----- EXTRACTED DATA -----

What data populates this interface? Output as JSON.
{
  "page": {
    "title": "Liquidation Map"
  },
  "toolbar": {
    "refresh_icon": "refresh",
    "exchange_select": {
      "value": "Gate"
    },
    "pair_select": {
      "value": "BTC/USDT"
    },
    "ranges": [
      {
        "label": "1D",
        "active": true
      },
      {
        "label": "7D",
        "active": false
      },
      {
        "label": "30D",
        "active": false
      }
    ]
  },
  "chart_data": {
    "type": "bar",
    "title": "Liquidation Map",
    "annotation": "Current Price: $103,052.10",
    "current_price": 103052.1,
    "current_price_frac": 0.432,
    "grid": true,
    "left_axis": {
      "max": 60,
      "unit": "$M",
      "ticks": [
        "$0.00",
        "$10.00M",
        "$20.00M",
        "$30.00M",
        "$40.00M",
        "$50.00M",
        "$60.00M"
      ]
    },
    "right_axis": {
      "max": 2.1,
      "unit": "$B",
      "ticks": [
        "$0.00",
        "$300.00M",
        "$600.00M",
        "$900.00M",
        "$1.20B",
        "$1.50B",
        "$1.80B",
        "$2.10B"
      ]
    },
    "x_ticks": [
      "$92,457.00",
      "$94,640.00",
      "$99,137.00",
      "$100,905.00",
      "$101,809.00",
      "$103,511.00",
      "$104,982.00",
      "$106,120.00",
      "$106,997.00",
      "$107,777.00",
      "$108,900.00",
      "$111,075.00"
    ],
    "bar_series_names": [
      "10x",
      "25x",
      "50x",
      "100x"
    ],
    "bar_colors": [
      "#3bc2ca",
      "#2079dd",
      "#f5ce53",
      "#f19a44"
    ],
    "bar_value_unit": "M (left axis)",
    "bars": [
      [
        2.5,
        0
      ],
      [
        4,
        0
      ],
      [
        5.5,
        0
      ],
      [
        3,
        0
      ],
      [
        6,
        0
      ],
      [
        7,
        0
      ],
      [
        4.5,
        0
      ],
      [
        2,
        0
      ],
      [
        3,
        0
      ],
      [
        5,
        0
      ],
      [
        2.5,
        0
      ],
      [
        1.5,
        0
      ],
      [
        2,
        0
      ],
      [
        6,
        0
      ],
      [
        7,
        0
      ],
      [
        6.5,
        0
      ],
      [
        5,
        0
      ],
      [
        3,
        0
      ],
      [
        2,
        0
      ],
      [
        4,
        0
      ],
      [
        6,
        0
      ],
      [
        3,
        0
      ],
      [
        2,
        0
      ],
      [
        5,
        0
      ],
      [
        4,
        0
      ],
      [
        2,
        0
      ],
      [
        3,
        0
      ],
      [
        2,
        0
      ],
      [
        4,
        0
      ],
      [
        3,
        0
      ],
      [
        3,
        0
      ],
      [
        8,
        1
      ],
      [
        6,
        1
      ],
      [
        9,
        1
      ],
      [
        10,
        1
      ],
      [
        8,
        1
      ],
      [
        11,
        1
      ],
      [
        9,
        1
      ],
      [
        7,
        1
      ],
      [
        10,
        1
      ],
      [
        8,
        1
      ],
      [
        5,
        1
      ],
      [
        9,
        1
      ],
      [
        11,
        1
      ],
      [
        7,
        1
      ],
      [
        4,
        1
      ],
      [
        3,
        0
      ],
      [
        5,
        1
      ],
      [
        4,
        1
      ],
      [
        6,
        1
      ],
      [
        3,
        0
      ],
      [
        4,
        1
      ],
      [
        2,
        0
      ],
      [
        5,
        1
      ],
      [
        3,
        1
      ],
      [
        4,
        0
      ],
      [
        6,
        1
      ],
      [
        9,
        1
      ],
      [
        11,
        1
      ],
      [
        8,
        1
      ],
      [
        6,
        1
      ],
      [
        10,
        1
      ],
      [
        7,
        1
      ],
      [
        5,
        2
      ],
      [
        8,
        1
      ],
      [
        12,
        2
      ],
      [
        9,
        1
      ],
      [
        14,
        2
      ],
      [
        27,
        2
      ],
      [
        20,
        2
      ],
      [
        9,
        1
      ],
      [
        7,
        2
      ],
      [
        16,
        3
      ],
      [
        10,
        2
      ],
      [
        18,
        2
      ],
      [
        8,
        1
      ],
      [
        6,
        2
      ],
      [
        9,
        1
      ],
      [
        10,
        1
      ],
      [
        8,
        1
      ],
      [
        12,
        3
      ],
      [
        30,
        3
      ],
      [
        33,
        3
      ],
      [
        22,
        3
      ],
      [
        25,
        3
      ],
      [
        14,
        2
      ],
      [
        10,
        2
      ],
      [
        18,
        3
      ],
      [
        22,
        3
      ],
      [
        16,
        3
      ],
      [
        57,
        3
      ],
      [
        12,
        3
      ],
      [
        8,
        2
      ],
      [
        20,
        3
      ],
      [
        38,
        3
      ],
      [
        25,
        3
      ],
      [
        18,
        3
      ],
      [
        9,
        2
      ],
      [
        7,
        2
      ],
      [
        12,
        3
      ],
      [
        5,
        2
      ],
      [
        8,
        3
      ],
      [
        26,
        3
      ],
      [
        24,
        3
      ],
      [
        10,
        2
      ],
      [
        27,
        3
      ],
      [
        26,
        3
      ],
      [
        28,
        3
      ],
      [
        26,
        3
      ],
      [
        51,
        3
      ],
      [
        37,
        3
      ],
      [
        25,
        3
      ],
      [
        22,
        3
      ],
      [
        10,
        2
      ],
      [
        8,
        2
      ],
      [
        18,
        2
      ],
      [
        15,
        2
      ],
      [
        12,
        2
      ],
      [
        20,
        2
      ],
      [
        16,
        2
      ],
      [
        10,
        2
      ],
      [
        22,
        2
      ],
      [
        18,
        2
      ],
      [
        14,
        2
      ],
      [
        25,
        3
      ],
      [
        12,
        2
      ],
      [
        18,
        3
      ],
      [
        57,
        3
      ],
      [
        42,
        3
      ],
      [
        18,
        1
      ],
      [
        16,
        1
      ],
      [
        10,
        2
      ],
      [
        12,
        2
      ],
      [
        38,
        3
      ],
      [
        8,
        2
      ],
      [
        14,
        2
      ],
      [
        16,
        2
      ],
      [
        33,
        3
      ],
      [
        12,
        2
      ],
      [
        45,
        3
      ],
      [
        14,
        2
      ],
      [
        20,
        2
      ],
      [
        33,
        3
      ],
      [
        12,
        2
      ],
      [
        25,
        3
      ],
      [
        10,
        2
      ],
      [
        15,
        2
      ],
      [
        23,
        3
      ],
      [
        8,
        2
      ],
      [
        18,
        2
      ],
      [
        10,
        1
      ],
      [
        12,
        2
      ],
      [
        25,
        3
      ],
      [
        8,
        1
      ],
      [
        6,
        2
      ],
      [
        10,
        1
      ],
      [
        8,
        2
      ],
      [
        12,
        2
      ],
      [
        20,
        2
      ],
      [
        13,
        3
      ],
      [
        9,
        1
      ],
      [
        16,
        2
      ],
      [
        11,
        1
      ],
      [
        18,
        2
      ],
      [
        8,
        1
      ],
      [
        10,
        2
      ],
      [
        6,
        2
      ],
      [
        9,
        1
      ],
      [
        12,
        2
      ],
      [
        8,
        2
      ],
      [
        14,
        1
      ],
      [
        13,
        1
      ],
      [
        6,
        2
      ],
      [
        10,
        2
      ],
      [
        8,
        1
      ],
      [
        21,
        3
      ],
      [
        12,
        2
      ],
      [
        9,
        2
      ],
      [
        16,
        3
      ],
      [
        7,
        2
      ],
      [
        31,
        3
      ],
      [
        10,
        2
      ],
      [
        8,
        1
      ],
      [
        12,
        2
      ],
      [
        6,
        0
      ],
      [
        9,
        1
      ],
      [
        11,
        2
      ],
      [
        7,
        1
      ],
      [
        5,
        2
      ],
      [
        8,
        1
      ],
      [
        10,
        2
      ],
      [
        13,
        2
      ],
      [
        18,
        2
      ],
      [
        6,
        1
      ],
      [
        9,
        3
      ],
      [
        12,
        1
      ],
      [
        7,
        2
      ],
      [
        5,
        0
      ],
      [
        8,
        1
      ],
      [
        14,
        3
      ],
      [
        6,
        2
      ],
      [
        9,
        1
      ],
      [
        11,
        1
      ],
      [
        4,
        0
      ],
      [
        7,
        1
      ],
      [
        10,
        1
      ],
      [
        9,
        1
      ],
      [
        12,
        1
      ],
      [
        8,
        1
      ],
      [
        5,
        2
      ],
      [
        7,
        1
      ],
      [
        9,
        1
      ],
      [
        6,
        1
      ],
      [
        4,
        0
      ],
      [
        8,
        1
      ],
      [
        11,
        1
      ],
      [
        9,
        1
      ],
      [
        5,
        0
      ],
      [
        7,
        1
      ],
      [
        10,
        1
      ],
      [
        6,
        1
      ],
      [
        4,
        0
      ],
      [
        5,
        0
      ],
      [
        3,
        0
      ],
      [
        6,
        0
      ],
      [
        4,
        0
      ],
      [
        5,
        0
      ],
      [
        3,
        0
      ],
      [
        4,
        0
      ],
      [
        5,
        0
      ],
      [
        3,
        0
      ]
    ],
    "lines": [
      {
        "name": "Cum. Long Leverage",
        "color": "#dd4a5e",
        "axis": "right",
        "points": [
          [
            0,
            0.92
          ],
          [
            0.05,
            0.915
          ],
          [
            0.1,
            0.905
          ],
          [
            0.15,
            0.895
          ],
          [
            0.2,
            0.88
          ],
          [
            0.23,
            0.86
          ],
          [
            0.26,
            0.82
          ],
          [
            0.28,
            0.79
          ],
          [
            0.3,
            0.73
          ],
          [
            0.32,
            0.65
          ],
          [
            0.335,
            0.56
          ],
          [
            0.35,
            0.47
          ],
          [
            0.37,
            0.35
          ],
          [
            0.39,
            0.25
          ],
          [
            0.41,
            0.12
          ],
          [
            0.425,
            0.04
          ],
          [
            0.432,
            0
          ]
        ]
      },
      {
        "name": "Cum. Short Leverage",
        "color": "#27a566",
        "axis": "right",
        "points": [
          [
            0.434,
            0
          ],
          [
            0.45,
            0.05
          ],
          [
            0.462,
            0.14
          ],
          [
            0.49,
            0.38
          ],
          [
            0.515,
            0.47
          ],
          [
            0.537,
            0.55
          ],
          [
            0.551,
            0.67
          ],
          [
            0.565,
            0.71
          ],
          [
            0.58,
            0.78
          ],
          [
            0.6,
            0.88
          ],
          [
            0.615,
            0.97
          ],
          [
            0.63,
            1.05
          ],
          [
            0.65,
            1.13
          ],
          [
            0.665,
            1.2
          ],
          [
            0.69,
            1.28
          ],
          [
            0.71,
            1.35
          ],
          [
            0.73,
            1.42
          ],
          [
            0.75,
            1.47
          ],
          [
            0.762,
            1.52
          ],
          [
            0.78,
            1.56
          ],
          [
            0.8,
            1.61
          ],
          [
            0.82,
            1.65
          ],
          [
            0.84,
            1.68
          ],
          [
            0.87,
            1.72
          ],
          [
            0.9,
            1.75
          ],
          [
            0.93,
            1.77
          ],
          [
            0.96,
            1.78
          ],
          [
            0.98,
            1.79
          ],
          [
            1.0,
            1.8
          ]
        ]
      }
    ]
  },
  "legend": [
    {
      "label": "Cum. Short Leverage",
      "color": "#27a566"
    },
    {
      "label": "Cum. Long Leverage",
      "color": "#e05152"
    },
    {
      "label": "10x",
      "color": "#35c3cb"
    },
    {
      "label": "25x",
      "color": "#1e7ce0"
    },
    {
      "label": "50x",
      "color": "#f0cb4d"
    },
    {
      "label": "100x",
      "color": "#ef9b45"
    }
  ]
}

-----

• _WORK INSTRUCTIONS_
Where a line in the material above holds "Liquidation", copy that line.

• _TASK RESULT_
    "title": "Liquidation Map"
    "title": "Liquidation Map",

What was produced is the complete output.